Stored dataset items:
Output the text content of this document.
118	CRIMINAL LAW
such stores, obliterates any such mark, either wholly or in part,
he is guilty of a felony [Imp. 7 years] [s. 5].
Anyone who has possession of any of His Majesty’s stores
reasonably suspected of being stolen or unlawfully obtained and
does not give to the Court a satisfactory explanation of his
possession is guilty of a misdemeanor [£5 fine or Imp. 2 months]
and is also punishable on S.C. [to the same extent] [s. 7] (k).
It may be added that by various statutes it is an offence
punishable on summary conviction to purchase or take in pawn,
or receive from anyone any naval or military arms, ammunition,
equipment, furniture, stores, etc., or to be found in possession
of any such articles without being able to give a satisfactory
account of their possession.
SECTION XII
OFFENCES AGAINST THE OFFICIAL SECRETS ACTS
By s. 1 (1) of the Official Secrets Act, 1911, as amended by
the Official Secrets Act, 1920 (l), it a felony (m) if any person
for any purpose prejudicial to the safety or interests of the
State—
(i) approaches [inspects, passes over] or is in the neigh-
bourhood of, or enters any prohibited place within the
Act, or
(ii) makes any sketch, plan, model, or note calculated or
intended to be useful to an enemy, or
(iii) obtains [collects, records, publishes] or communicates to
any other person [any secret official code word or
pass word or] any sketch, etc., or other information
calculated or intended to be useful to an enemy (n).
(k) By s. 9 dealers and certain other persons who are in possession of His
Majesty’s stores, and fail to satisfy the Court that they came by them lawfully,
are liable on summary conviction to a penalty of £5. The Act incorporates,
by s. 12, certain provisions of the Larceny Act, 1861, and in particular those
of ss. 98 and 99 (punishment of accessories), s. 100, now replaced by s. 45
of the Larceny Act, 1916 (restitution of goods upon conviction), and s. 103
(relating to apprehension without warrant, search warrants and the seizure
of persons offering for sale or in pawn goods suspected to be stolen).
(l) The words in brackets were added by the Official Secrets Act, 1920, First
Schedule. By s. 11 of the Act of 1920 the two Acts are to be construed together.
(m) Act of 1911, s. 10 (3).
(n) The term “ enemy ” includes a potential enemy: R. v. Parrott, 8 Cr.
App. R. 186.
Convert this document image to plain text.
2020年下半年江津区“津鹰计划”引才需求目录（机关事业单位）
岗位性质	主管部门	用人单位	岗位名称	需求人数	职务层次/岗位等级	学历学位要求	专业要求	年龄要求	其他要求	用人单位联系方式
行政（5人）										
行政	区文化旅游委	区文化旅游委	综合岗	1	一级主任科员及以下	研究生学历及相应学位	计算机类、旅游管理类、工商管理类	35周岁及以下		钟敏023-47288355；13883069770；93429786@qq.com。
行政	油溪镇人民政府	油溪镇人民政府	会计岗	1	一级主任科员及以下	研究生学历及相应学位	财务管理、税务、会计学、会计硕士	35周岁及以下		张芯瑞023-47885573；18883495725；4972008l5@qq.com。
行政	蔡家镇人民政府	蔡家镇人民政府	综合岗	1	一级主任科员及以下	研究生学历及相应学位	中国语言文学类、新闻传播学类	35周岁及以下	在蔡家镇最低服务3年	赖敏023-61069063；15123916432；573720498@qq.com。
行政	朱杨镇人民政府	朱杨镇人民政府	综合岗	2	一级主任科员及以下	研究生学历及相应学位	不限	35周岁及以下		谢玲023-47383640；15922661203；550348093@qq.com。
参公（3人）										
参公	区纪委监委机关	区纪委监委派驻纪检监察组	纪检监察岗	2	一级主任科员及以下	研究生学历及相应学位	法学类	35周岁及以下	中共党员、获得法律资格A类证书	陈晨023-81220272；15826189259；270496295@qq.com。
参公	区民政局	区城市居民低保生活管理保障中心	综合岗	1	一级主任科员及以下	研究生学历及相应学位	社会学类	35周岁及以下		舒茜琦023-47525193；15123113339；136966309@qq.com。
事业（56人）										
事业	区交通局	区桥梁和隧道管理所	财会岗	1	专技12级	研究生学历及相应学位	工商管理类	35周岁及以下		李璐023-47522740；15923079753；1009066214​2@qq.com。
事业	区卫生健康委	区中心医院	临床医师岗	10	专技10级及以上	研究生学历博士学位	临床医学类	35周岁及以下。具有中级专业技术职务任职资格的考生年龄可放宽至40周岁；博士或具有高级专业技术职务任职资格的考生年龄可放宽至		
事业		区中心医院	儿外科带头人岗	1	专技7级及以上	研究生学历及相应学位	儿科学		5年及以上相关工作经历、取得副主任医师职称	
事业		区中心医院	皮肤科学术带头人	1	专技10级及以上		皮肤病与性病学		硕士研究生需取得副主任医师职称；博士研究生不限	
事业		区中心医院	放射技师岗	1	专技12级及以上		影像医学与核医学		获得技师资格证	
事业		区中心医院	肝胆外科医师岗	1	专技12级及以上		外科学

### TASK DESCRIPTION
Lines that hold the word "felony" are the ones to return, every one of them.

### TASK RESPONSE
he is guilty of a felony [Imp. 7 years] [s. 5].
the Official Secrets Act, 1920 (l), it a felony (m) if any person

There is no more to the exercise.